- _SUPPLIED MATERIAL_:
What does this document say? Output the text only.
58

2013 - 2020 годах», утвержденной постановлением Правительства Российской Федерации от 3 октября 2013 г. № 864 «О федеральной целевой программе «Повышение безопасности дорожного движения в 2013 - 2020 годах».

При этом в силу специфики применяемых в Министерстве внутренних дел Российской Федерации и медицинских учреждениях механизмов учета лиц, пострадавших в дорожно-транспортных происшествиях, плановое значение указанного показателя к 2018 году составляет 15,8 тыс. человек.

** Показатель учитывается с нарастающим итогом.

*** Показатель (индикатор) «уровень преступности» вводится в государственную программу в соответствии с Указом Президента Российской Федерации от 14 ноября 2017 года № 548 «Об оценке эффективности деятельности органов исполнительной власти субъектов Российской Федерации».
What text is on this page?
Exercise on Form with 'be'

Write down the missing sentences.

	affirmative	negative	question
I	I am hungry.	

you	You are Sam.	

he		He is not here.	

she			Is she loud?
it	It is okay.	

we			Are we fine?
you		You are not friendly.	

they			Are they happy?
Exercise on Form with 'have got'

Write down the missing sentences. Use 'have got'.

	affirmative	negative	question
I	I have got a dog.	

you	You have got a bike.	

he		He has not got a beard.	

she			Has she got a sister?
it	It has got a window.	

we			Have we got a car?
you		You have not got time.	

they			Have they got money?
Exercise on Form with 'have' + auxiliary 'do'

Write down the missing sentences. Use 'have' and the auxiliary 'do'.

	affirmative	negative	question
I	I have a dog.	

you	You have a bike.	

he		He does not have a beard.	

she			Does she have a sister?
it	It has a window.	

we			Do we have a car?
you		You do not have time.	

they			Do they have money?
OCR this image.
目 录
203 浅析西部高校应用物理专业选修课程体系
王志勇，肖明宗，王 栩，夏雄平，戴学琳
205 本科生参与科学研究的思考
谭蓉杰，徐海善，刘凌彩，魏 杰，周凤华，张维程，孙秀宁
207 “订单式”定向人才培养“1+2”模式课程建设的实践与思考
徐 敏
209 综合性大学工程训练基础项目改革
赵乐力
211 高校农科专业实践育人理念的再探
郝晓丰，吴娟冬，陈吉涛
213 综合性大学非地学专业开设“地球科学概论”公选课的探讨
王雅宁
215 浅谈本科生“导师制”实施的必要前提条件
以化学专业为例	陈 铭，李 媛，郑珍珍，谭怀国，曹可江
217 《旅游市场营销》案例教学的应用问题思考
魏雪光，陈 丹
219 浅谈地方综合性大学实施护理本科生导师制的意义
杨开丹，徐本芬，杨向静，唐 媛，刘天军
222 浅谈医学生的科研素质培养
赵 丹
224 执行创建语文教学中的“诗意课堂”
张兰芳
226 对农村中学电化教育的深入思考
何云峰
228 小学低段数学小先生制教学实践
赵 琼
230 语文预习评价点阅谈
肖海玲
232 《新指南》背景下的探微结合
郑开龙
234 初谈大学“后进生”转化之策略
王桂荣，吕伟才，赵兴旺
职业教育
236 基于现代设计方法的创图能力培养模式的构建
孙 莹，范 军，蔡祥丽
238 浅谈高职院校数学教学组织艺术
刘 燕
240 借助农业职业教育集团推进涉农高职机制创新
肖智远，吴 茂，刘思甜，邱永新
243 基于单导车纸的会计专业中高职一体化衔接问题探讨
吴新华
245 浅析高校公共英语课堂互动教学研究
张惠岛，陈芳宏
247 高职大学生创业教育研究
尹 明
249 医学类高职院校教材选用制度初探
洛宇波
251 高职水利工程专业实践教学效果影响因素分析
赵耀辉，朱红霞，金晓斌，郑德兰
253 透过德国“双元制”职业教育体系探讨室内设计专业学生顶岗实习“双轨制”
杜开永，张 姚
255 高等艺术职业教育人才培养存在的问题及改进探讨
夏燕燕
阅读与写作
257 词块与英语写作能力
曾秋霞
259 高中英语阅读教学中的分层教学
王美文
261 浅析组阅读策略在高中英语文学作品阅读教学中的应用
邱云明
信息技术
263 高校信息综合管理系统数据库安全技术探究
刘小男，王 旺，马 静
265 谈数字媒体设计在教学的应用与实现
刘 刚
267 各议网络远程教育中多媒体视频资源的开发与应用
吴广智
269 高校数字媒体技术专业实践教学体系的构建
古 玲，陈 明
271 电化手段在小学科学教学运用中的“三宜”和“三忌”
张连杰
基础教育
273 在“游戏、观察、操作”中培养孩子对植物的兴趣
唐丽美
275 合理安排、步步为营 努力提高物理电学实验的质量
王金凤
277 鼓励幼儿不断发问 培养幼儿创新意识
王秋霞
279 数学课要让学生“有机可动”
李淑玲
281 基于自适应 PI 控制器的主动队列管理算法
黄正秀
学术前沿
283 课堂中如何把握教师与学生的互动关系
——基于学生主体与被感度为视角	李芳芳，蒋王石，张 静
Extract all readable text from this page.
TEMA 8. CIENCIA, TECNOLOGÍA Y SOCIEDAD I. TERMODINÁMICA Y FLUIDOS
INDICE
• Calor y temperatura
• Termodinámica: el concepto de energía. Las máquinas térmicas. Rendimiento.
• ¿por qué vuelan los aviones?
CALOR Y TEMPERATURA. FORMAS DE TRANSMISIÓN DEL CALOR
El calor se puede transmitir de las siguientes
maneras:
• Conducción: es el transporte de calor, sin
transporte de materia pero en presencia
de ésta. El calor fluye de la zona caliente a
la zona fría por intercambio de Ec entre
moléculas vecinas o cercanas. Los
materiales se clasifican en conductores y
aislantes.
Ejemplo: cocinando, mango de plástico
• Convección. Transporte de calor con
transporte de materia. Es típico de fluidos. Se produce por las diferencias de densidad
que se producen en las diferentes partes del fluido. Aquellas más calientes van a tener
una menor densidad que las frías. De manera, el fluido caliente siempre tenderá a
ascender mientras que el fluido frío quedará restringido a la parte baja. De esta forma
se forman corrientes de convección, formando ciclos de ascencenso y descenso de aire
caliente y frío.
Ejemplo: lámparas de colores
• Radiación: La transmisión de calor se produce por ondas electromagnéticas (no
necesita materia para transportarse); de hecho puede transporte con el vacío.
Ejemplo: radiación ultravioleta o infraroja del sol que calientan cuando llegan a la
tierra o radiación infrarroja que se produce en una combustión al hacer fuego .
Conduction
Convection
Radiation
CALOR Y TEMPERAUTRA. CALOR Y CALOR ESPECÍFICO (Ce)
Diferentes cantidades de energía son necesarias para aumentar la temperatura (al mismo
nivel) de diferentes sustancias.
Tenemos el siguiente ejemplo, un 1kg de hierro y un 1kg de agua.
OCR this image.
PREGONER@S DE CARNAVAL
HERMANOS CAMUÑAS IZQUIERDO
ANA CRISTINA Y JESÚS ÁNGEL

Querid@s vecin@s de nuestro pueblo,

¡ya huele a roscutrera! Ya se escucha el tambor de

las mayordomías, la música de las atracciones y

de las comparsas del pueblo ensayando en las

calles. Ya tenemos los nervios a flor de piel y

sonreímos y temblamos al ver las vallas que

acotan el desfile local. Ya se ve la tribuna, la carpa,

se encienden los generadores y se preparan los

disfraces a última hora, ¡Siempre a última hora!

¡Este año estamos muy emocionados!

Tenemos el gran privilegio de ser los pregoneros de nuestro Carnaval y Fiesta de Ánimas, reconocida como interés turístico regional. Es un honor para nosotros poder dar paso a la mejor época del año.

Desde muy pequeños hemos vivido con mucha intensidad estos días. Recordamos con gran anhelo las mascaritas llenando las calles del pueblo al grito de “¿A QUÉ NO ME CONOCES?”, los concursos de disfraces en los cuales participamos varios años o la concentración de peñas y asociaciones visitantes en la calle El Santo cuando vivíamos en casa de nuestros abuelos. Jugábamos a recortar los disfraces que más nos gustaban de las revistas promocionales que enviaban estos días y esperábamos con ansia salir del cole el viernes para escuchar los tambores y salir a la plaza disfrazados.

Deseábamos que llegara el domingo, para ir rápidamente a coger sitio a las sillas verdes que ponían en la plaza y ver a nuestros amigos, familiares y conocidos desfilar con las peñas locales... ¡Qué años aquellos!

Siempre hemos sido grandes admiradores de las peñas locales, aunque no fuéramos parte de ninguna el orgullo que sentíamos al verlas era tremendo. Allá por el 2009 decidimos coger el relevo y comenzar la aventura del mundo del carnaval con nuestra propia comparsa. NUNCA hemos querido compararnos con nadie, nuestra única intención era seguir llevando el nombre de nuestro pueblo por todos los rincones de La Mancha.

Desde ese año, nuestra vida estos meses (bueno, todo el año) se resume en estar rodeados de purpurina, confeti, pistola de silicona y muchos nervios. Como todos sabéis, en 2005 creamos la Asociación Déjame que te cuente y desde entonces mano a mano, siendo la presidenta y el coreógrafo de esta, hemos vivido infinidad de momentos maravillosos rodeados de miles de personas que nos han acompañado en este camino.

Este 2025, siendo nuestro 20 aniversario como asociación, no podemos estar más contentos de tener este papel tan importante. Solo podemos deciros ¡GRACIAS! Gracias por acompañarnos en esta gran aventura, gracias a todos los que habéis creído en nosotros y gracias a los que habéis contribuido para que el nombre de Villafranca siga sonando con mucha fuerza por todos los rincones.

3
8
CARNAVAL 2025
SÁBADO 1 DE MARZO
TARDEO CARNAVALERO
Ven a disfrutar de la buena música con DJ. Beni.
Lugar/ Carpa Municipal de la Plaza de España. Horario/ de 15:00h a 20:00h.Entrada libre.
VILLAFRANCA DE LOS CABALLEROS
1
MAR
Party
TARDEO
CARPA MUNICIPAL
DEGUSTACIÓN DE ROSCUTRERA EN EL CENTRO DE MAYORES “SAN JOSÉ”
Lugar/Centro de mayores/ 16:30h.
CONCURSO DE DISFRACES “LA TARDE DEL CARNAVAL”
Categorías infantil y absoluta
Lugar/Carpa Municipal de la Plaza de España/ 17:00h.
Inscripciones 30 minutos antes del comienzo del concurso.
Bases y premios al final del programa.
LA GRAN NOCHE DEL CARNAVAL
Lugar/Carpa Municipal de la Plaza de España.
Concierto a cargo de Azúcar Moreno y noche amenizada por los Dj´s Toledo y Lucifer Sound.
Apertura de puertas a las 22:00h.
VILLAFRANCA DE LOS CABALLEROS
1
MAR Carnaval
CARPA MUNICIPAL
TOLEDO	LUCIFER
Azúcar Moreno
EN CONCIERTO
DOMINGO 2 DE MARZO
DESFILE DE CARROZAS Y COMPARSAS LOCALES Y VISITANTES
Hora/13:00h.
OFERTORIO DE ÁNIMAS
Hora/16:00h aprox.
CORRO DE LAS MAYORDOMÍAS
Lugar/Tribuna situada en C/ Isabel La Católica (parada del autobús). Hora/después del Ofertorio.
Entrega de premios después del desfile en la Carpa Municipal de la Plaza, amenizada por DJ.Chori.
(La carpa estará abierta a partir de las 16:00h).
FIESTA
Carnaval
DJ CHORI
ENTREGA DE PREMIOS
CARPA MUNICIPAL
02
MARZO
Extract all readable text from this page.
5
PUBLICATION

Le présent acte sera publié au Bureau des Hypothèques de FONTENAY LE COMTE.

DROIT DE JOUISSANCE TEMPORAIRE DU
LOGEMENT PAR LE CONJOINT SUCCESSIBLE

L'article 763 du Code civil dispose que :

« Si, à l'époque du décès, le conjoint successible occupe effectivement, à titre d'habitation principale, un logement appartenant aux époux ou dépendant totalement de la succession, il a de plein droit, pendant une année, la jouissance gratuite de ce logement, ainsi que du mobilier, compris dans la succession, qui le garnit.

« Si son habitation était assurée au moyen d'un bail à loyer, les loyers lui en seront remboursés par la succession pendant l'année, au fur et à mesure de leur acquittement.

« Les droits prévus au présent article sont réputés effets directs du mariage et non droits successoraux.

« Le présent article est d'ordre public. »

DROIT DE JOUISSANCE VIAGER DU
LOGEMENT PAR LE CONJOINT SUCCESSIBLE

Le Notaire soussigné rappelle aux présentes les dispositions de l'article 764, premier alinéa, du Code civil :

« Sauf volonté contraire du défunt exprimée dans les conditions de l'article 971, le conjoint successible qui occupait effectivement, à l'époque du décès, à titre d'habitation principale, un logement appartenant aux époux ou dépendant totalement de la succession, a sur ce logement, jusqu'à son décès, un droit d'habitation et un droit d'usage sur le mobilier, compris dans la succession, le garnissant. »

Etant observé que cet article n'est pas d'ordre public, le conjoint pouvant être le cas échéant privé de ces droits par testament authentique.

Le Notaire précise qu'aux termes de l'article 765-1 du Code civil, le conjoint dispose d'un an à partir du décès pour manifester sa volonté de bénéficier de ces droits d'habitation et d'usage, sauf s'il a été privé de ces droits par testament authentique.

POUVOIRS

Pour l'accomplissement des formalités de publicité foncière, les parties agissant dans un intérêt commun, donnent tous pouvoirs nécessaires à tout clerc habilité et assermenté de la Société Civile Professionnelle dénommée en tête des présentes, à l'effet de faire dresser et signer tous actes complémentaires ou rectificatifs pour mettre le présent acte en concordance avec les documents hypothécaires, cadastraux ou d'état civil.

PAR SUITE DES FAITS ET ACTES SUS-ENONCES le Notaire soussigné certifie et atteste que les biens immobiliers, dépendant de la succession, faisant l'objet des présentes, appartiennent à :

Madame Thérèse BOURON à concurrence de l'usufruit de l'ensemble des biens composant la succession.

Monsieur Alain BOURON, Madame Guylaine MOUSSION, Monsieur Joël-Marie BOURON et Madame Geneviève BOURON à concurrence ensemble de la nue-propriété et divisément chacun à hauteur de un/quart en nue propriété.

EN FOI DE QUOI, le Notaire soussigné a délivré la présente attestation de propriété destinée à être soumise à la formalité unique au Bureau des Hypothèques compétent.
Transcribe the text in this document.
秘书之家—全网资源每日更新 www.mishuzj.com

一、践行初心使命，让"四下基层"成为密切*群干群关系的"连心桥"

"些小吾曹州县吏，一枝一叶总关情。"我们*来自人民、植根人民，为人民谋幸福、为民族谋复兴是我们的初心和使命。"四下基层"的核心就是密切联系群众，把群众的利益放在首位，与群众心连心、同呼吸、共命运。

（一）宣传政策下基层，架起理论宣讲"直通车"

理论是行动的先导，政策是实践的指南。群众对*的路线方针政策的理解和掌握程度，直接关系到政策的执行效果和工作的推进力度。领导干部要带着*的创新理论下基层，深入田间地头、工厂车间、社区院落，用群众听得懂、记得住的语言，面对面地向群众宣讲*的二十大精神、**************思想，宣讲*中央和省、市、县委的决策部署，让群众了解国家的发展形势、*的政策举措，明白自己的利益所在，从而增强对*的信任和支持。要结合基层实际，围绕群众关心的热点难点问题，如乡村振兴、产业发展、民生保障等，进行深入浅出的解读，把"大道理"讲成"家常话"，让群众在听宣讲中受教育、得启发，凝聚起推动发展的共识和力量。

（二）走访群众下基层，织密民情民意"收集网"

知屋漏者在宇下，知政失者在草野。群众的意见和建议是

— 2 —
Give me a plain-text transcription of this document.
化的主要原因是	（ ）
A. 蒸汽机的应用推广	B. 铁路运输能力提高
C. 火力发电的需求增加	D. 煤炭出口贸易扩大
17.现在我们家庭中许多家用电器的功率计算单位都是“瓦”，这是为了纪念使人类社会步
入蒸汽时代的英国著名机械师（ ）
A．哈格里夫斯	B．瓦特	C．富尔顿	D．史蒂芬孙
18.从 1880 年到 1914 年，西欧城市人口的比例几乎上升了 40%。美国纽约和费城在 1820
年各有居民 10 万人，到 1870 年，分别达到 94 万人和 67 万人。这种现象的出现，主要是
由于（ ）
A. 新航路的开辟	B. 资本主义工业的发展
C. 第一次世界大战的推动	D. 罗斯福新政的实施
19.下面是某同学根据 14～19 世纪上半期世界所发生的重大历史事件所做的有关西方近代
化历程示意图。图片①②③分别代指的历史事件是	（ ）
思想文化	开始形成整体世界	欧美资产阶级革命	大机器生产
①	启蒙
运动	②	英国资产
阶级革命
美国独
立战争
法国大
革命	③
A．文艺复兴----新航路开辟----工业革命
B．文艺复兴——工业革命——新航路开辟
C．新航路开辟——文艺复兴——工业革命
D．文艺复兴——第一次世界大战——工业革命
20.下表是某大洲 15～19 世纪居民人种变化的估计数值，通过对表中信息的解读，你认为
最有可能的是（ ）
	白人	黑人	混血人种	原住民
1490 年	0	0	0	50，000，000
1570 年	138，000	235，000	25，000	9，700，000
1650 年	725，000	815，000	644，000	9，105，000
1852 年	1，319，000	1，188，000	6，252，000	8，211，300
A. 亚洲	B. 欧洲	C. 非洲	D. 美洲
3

- _AIM_:
Copy in full each line that holds the word "música".

- _THE OUTPUT_:
las mayordomías, la música de las atracciones y
Ven a disfrutar de la buena música con DJ. Beni.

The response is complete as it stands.